**SHORT TASK:** Can you find the lines of the listing that include "missing" and copy every one?

─── PROVIDED MATERIAL

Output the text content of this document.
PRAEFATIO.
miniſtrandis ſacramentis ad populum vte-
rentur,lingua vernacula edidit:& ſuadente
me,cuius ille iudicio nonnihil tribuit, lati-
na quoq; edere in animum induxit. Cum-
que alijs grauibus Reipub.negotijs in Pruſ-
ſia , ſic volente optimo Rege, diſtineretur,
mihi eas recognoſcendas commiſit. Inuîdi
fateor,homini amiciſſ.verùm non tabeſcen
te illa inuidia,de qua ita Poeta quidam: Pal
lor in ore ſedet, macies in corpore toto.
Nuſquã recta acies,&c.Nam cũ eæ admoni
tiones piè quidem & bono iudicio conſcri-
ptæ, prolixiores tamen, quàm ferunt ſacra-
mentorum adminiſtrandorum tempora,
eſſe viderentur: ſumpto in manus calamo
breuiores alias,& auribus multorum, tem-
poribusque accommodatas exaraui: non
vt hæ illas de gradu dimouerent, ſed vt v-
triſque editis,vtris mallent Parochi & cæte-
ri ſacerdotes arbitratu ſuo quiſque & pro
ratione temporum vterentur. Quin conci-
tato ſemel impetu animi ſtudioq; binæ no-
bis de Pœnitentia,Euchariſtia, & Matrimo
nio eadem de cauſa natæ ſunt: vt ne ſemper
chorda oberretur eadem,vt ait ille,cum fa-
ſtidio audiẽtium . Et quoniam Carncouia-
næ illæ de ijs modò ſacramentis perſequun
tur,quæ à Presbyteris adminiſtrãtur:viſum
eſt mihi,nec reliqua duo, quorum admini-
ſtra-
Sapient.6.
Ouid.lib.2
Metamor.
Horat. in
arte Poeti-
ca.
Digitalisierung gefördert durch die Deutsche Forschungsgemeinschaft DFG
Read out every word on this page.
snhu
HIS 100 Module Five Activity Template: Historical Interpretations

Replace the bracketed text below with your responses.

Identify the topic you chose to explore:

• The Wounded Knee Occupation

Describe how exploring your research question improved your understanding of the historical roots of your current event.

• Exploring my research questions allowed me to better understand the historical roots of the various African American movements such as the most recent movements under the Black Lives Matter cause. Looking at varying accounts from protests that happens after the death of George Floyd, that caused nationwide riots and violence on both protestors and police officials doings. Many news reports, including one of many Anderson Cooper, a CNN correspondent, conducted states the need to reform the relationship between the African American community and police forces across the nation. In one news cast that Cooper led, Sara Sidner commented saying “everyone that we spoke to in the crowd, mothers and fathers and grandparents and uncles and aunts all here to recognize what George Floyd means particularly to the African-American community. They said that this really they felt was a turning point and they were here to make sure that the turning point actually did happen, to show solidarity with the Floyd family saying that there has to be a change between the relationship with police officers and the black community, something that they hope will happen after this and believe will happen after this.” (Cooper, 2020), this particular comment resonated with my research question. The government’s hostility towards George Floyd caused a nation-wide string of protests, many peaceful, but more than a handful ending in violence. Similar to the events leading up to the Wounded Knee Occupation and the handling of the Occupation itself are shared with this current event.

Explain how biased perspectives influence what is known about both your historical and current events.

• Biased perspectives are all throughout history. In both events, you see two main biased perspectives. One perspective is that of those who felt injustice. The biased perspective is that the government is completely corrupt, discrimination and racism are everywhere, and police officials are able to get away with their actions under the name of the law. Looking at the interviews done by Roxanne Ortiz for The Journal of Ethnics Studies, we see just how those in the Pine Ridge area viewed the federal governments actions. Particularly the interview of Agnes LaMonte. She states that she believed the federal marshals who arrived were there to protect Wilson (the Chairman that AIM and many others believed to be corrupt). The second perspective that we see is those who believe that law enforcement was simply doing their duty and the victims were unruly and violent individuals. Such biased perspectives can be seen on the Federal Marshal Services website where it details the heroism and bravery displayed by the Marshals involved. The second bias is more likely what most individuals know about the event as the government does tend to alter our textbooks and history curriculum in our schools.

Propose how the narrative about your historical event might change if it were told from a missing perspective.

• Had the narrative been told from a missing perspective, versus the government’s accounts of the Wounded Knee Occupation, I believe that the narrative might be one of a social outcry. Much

──────

**TASK RESPONSE:**
Propose how the narrative about your historical event might change if it were told from a missing perspective.
• Had the narrative been told from a missing perspective, versus the government’s accounts of the Wounded Knee Occupation, I believe that the narrative might be one of a social outcry. Much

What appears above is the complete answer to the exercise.